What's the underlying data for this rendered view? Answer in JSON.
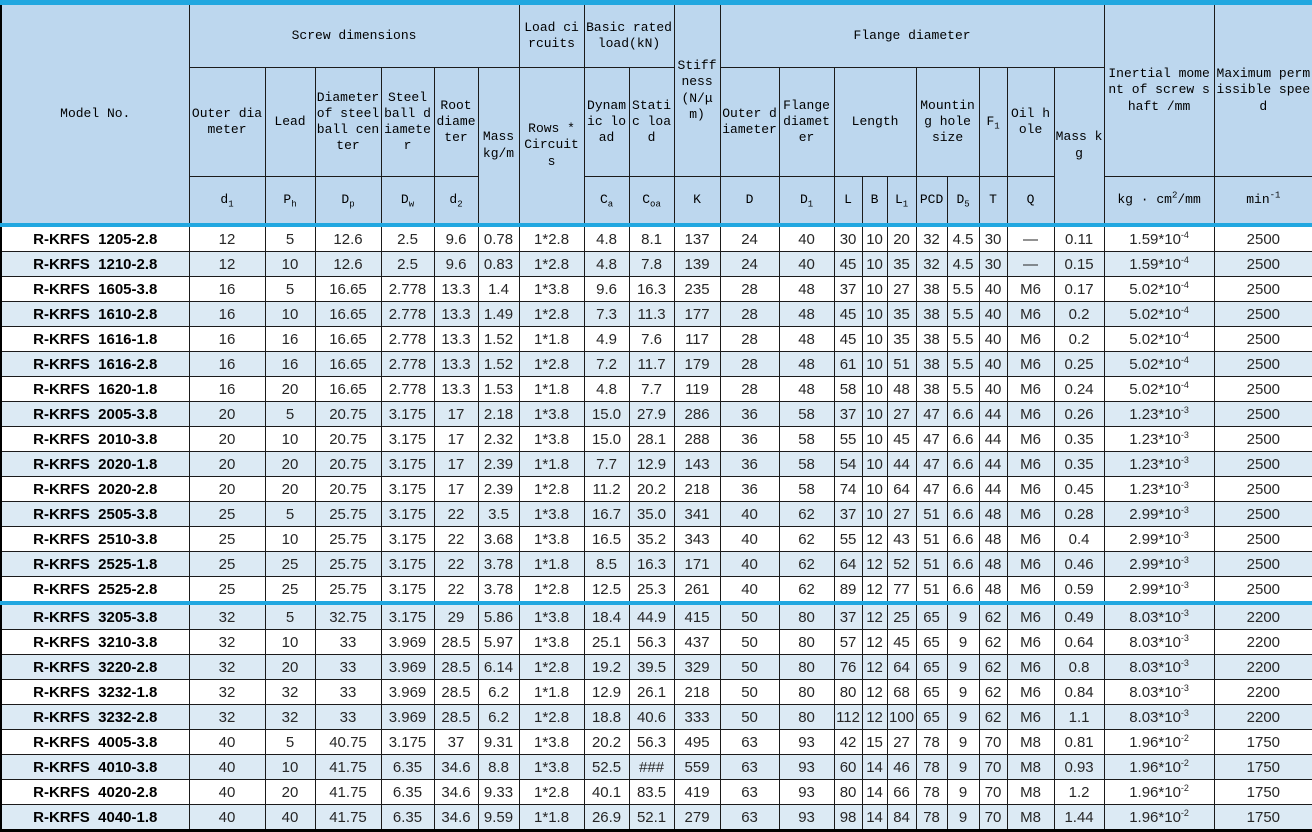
{
  "header": {
    "model": "Model No.",
    "groups": {
      "screw": "Screw dimensions",
      "load_circuits": "Load circuits",
      "rated_load": "Basic rated load(kN)",
      "stiffness": "Stiffness (N/μm)",
      "flange": "Flange diameter",
      "inertia": "Inertial moment of screw shaft /mm",
      "speed": "Maximum permissible speed"
    },
    "sub": {
      "outer_diameter": "Outer diameter",
      "lead": "Lead",
      "ball_center": "Diameter of steel ball center",
      "ball_diameter": "Steel ball diameter",
      "root_diameter": "Root diameter",
      "mass_per_m": "Mass kg/m",
      "rows_circuits": "Rows * Circuits",
      "dynamic_load": "Dynamic load",
      "static_load": "Static load",
      "flange_outer": "Outer diameter",
      "flange_dia": "Flange diameter",
      "length": "Length",
      "mounting": "Mounting hole size",
      "f1": "F_{1}",
      "oil_hole": "Oil hole",
      "mass": "Mass kg"
    },
    "symbols": {
      "d1": "d_{1}",
      "Ph": "P_{h}",
      "Dp": "D_{p}",
      "Dw": "D_{w}",
      "d2": "d_{2}",
      "Ca": "C_{a}",
      "Coa": "C_{oa}",
      "K": "K",
      "D": "D",
      "D1": "D_{1}",
      "L": "L",
      "B": "B",
      "L1": "L_{1}",
      "PCD": "PCD",
      "D5": "D_{5}",
      "T": "T",
      "Q": "Q"
    },
    "units": {
      "inertia": "kg · cm^{2}/mm",
      "speed": "min^{-1}"
    }
  },
  "table": {
    "col_keys": [
      "d1",
      "Ph",
      "Dp",
      "Dw",
      "d2",
      "mass-kg-m",
      "rows-circuits",
      "Ca",
      "Coa",
      "K",
      "D",
      "D1",
      "L",
      "B",
      "L1",
      "PCD",
      "D5",
      "T",
      "Q",
      "mass-kg",
      "inertia",
      "max-speed"
    ],
    "rows": [
      {
        "model": "R-KRFS  1205-2.8",
        "values": [
          "12",
          "5",
          "12.6",
          "2.5",
          "9.6",
          "0.78",
          "1*2.8",
          "4.8",
          "8.1",
          "137",
          "24",
          "40",
          "30",
          "10",
          "20",
          "32",
          "4.5",
          "30",
          "—",
          "0.11",
          "1.59*10^{-4}",
          "2500"
        ]
      },
      {
        "model": "R-KRFS  1210-2.8",
        "values": [
          "12",
          "10",
          "12.6",
          "2.5",
          "9.6",
          "0.83",
          "1*2.8",
          "4.8",
          "7.8",
          "139",
          "24",
          "40",
          "45",
          "10",
          "35",
          "32",
          "4.5",
          "30",
          "—",
          "0.15",
          "1.59*10^{-4}",
          "2500"
        ]
      },
      {
        "model": "R-KRFS  1605-3.8",
        "values": [
          "16",
          "5",
          "16.65",
          "2.778",
          "13.3",
          "1.4",
          "1*3.8",
          "9.6",
          "16.3",
          "235",
          "28",
          "48",
          "37",
          "10",
          "27",
          "38",
          "5.5",
          "40",
          "M6",
          "0.17",
          "5.02*10^{-4}",
          "2500"
        ]
      },
      {
        "model": "R-KRFS  1610-2.8",
        "values": [
          "16",
          "10",
          "16.65",
          "2.778",
          "13.3",
          "1.49",
          "1*2.8",
          "7.3",
          "11.3",
          "177",
          "28",
          "48",
          "45",
          "10",
          "35",
          "38",
          "5.5",
          "40",
          "M6",
          "0.2",
          "5.02*10^{-4}",
          "2500"
        ]
      },
      {
        "model": "R-KRFS  1616-1.8",
        "values": [
          "16",
          "16",
          "16.65",
          "2.778",
          "13.3",
          "1.52",
          "1*1.8",
          "4.9",
          "7.6",
          "117",
          "28",
          "48",
          "45",
          "10",
          "35",
          "38",
          "5.5",
          "40",
          "M6",
          "0.2",
          "5.02*10^{-4}",
          "2500"
        ]
      },
      {
        "model": "R-KRFS  1616-2.8",
        "values": [
          "16",
          "16",
          "16.65",
          "2.778",
          "13.3",
          "1.52",
          "1*2.8",
          "7.2",
          "11.7",
          "179",
          "28",
          "48",
          "61",
          "10",
          "51",
          "38",
          "5.5",
          "40",
          "M6",
          "0.25",
          "5.02*10^{-4}",
          "2500"
        ]
      },
      {
        "model": "R-KRFS  1620-1.8",
        "values": [
          "16",
          "20",
          "16.65",
          "2.778",
          "13.3",
          "1.53",
          "1*1.8",
          "4.8",
          "7.7",
          "119",
          "28",
          "48",
          "58",
          "10",
          "48",
          "38",
          "5.5",
          "40",
          "M6",
          "0.24",
          "5.02*10^{-4}",
          "2500"
        ]
      },
      {
        "model": "R-KRFS  2005-3.8",
        "values": [
          "20",
          "5",
          "20.75",
          "3.175",
          "17",
          "2.18",
          "1*3.8",
          "15.0",
          "27.9",
          "286",
          "36",
          "58",
          "37",
          "10",
          "27",
          "47",
          "6.6",
          "44",
          "M6",
          "0.26",
          "1.23*10^{-3}",
          "2500"
        ]
      },
      {
        "model": "R-KRFS  2010-3.8",
        "values": [
          "20",
          "10",
          "20.75",
          "3.175",
          "17",
          "2.32",
          "1*3.8",
          "15.0",
          "28.1",
          "288",
          "36",
          "58",
          "55",
          "10",
          "45",
          "47",
          "6.6",
          "44",
          "M6",
          "0.35",
          "1.23*10^{-3}",
          "2500"
        ]
      },
      {
        "model": "R-KRFS  2020-1.8",
        "values": [
          "20",
          "20",
          "20.75",
          "3.175",
          "17",
          "2.39",
          "1*1.8",
          "7.7",
          "12.9",
          "143",
          "36",
          "58",
          "54",
          "10",
          "44",
          "47",
          "6.6",
          "44",
          "M6",
          "0.35",
          "1.23*10^{-3}",
          "2500"
        ]
      },
      {
        "model": "R-KRFS  2020-2.8",
        "values": [
          "20",
          "20",
          "20.75",
          "3.175",
          "17",
          "2.39",
          "1*2.8",
          "11.2",
          "20.2",
          "218",
          "36",
          "58",
          "74",
          "10",
          "64",
          "47",
          "6.6",
          "44",
          "M6",
          "0.45",
          "1.23*10^{-3}",
          "2500"
        ]
      },
      {
        "model": "R-KRFS  2505-3.8",
        "values": [
          "25",
          "5",
          "25.75",
          "3.175",
          "22",
          "3.5",
          "1*3.8",
          "16.7",
          "35.0",
          "341",
          "40",
          "62",
          "37",
          "10",
          "27",
          "51",
          "6.6",
          "48",
          "M6",
          "0.28",
          "2.99*10^{-3}",
          "2500"
        ]
      },
      {
        "model": "R-KRFS  2510-3.8",
        "values": [
          "25",
          "10",
          "25.75",
          "3.175",
          "22",
          "3.68",
          "1*3.8",
          "16.5",
          "35.2",
          "343",
          "40",
          "62",
          "55",
          "12",
          "43",
          "51",
          "6.6",
          "48",
          "M6",
          "0.4",
          "2.99*10^{-3}",
          "2500"
        ]
      },
      {
        "model": "R-KRFS  2525-1.8",
        "values": [
          "25",
          "25",
          "25.75",
          "3.175",
          "22",
          "3.78",
          "1*1.8",
          "8.5",
          "16.3",
          "171",
          "40",
          "62",
          "64",
          "12",
          "52",
          "51",
          "6.6",
          "48",
          "M6",
          "0.46",
          "2.99*10^{-3}",
          "2500"
        ]
      },
      {
        "model": "R-KRFS  2525-2.8",
        "values": [
          "25",
          "25",
          "25.75",
          "3.175",
          "22",
          "3.78",
          "1*2.8",
          "12.5",
          "25.3",
          "261",
          "40",
          "62",
          "89",
          "12",
          "77",
          "51",
          "6.6",
          "48",
          "M6",
          "0.59",
          "2.99*10^{-3}",
          "2500"
        ]
      },
      {
        "model": "R-KRFS  3205-3.8",
        "values": [
          "32",
          "5",
          "32.75",
          "3.175",
          "29",
          "5.86",
          "1*3.8",
          "18.4",
          "44.9",
          "415",
          "50",
          "80",
          "37",
          "12",
          "25",
          "65",
          "9",
          "62",
          "M6",
          "0.49",
          "8.03*10^{-3}",
          "2200"
        ]
      },
      {
        "model": "R-KRFS  3210-3.8",
        "values": [
          "32",
          "10",
          "33",
          "3.969",
          "28.5",
          "5.97",
          "1*3.8",
          "25.1",
          "56.3",
          "437",
          "50",
          "80",
          "57",
          "12",
          "45",
          "65",
          "9",
          "62",
          "M6",
          "0.64",
          "8.03*10^{-3}",
          "2200"
        ]
      },
      {
        "model": "R-KRFS  3220-2.8",
        "values": [
          "32",
          "20",
          "33",
          "3.969",
          "28.5",
          "6.14",
          "1*2.8",
          "19.2",
          "39.5",
          "329",
          "50",
          "80",
          "76",
          "12",
          "64",
          "65",
          "9",
          "62",
          "M6",
          "0.8",
          "8.03*10^{-3}",
          "2200"
        ]
      },
      {
        "model": "R-KRFS  3232-1.8",
        "values": [
          "32",
          "32",
          "33",
          "3.969",
          "28.5",
          "6.2",
          "1*1.8",
          "12.9",
          "26.1",
          "218",
          "50",
          "80",
          "80",
          "12",
          "68",
          "65",
          "9",
          "62",
          "M6",
          "0.84",
          "8.03*10^{-3}",
          "2200"
        ]
      },
      {
        "model": "R-KRFS  3232-2.8",
        "values": [
          "32",
          "32",
          "33",
          "3.969",
          "28.5",
          "6.2",
          "1*2.8",
          "18.8",
          "40.6",
          "333",
          "50",
          "80",
          "112",
          "12",
          "100",
          "65",
          "9",
          "62",
          "M6",
          "1.1",
          "8.03*10^{-3}",
          "2200"
        ]
      },
      {
        "model": "R-KRFS  4005-3.8",
        "values": [
          "40",
          "5",
          "40.75",
          "3.175",
          "37",
          "9.31",
          "1*3.8",
          "20.2",
          "56.3",
          "495",
          "63",
          "93",
          "42",
          "15",
          "27",
          "78",
          "9",
          "70",
          "M8",
          "0.81",
          "1.96*10^{-2}",
          "1750"
        ]
      },
      {
        "model": "R-KRFS  4010-3.8",
        "values": [
          "40",
          "10",
          "41.75",
          "6.35",
          "34.6",
          "8.8",
          "1*3.8",
          "52.5",
          "###",
          "559",
          "63",
          "93",
          "60",
          "14",
          "46",
          "78",
          "9",
          "70",
          "M8",
          "0.93",
          "1.96*10^{-2}",
          "1750"
        ]
      },
      {
        "model": "R-KRFS  4020-2.8",
        "values": [
          "40",
          "20",
          "41.75",
          "6.35",
          "34.6",
          "9.33",
          "1*2.8",
          "40.1",
          "83.5",
          "419",
          "63",
          "93",
          "80",
          "14",
          "66",
          "78",
          "9",
          "70",
          "M8",
          "1.2",
          "1.96*10^{-2}",
          "1750"
        ]
      },
      {
        "model": "R-KRFS  4040-1.8",
        "values": [
          "40",
          "40",
          "41.75",
          "6.35",
          "34.6",
          "9.59",
          "1*1.8",
          "26.9",
          "52.1",
          "279",
          "63",
          "93",
          "98",
          "14",
          "84",
          "78",
          "9",
          "70",
          "M8",
          "1.44",
          "1.96*10^{-2}",
          "1750"
        ]
      }
    ],
    "group_break_after_row": 15,
    "colors": {
      "header_bg": "#BDD7EE",
      "shaded_row_bg": "#DCEAF4",
      "accent_line": "#21A7E0",
      "grid_line": "#1b1b1b"
    }
  }
}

● Given exercise
Above are the records; copy every line in them that holds the word "inertia".

● Right answer
      "inertia": "Inertial moment of screw shaft /mm",
      "inertia": "kg · cm^{2}/mm",
      "inertia",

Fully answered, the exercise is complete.